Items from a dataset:
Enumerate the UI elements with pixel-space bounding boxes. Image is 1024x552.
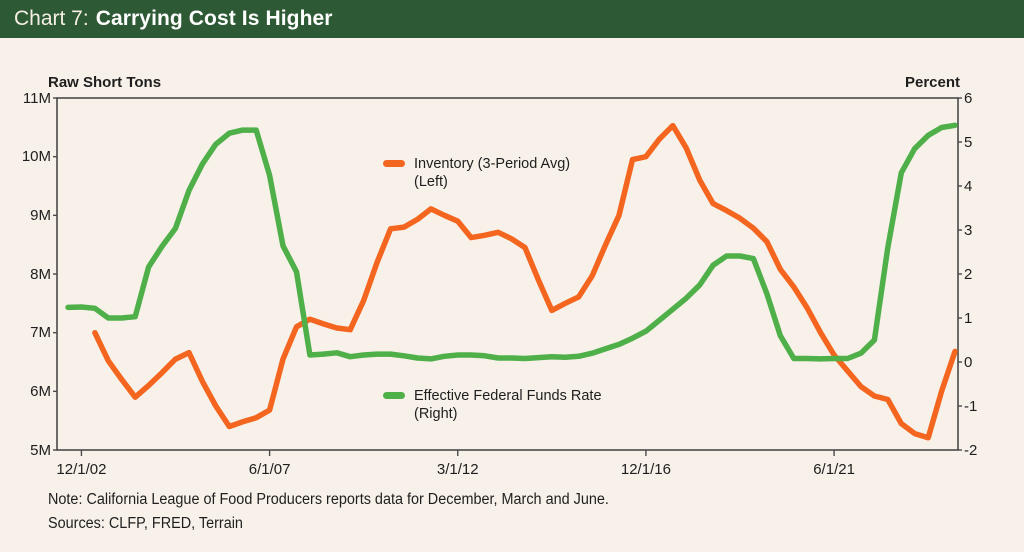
inventory-legend-line2: (Left) (414, 174, 448, 190)
right-axis-tick-3: 3 (964, 221, 973, 239)
right-axis-tick-2: 2 (964, 265, 973, 283)
left-axis-tick-9M: 9M (30, 206, 51, 224)
footnote: Note: California League of Food Producer… (48, 491, 609, 508)
right-axis-tick-5: 5 (964, 133, 973, 151)
left-axis-tick-5M: 5M (30, 441, 51, 459)
effr-legend-swatch-icon (383, 392, 405, 399)
left-axis-title: Raw Short Tons (48, 74, 162, 91)
inventory-series-line (92, 122, 958, 441)
right-axis-tick-1: 1 (964, 309, 973, 327)
right-axis-tick-0: 0 (964, 353, 973, 371)
axis-tick-marks (53, 97, 962, 456)
left-axis-tick-7M: 7M (30, 324, 51, 342)
x-axis-tick-12/1/02: 12/1/02 (56, 461, 107, 478)
left-axis-tick-8M: 8M (30, 265, 51, 283)
effr-legend-line1: Effective Federal Funds Rate (414, 388, 602, 404)
left-axis-tick-6M: 6M (30, 382, 51, 400)
x-axis-tick-6/1/07: 6/1/07 (248, 461, 291, 478)
right-axis-tick-4: 4 (964, 177, 973, 195)
left-axis-tick-11M: 11M (22, 89, 51, 107)
inventory-legend-swatch-icon (383, 160, 405, 167)
right-axis-title: Percent (904, 74, 960, 91)
chart-title: Carrying Cost Is Higher (95, 7, 333, 30)
chart-header: Chart 7: Carrying Cost Is Higher (0, 0, 1024, 38)
inventory-legend-label: Inventory (3-Period Avg) (Left) (414, 155, 570, 191)
effr-legend-line2: (Right) (414, 406, 458, 422)
inventory-legend-line1: Inventory (3-Period Avg) (414, 156, 571, 172)
right-axis-tick-6: 6 (964, 89, 973, 107)
left-axis-tick-10M: 10M (21, 148, 51, 166)
right-axis-tick--1: -1 (964, 397, 978, 415)
x-axis-tick-12/1/16: 12/1/16 (620, 461, 671, 478)
sources-line: Sources: CLFP, FRED, Terrain (48, 515, 243, 532)
chart-number-label: Chart 7: (14, 7, 89, 30)
legend-item-effr: Effective Federal Funds Rate (Right) (383, 387, 602, 423)
right-axis-tick--2: -2 (964, 441, 978, 459)
effr-legend-label: Effective Federal Funds Rate (Right) (414, 387, 602, 423)
x-axis-tick-3/1/12: 3/1/12 (436, 461, 479, 478)
effr-series-line (65, 122, 958, 362)
legend-item-inventory: Inventory (3-Period Avg) (Left) (383, 155, 570, 191)
x-axis-tick-6/1/21: 6/1/21 (813, 461, 855, 478)
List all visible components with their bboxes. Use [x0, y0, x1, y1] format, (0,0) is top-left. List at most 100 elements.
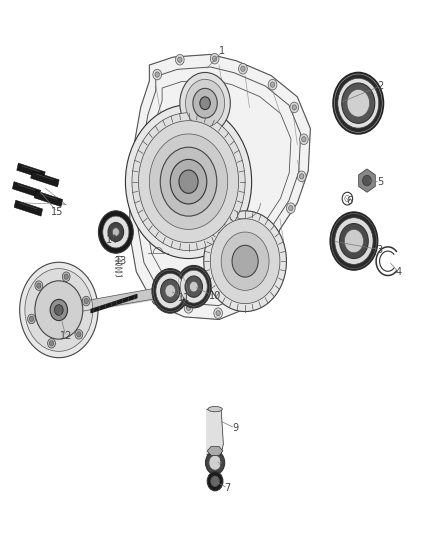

Exercise description:
Copy out the rows above, putting "Fed Funds Rate" in place of every "Effective Federal Funds Rate" and keeping everything else the same. Leave the pictures out.

Solution:
Enumerate the UI elements with pixel-space bounding boxes. Image is 1024x552.
inventory-legend-line2: (Left) (414, 174, 448, 190)
right-axis-tick-3: 3 (964, 221, 973, 239)
right-axis-tick-2: 2 (964, 265, 973, 283)
left-axis-tick-9M: 9M (30, 206, 51, 224)
footnote: Note: California League of Food Producer… (48, 491, 609, 508)
right-axis-tick-5: 5 (964, 133, 973, 151)
left-axis-tick-5M: 5M (30, 441, 51, 459)
effr-legend-swatch-icon (383, 392, 405, 399)
left-axis-title: Raw Short Tons (48, 74, 162, 91)
inventory-series-line (92, 122, 958, 441)
right-axis-tick-1: 1 (964, 309, 973, 327)
right-axis-tick-0: 0 (964, 353, 973, 371)
axis-tick-marks (53, 97, 962, 456)
left-axis-tick-7M: 7M (30, 324, 51, 342)
x-axis-tick-12/1/02: 12/1/02 (56, 461, 107, 478)
left-axis-tick-8M: 8M (30, 265, 51, 283)
effr-legend-line1: Fed Funds Rate (414, 388, 602, 404)
left-axis-tick-6M: 6M (30, 382, 51, 400)
x-axis-tick-6/1/07: 6/1/07 (248, 461, 291, 478)
right-axis-tick-4: 4 (964, 177, 973, 195)
left-axis-tick-11M: 11M (22, 89, 51, 107)
inventory-legend-swatch-icon (383, 160, 405, 167)
right-axis-title: Percent (904, 74, 960, 91)
chart-title: Carrying Cost Is Higher (95, 7, 333, 30)
chart-header: Chart 7: Carrying Cost Is Higher (0, 0, 1024, 38)
inventory-legend-label: Inventory (3-Period Avg) (Left) (414, 155, 570, 191)
effr-legend-line2: (Right) (414, 406, 458, 422)
inventory-legend-line1: Inventory (3-Period Avg) (414, 156, 571, 172)
right-axis-tick-6: 6 (964, 89, 973, 107)
left-axis-tick-10M: 10M (21, 148, 51, 166)
right-axis-tick--1: -1 (964, 397, 978, 415)
x-axis-tick-12/1/16: 12/1/16 (620, 461, 671, 478)
sources-line: Sources: CLFP, FRED, Terrain (48, 515, 243, 532)
chart-number-label: Chart 7: (14, 7, 89, 30)
legend-item-effr: Fed Funds Rate (Right) (383, 387, 602, 423)
right-axis-tick--2: -2 (964, 441, 978, 459)
effr-legend-label: Fed Funds Rate (Right) (414, 387, 602, 423)
x-axis-tick-3/1/12: 3/1/12 (436, 461, 479, 478)
effr-series-line (65, 122, 958, 362)
legend-item-inventory: Inventory (3-Period Avg) (Left) (383, 155, 570, 191)
x-axis-tick-6/1/21: 6/1/21 (813, 461, 855, 478)
List all visible components with their bboxes. Use [x0, y0, x1, y1] format, (0,0) is top-left. List at most 100 elements.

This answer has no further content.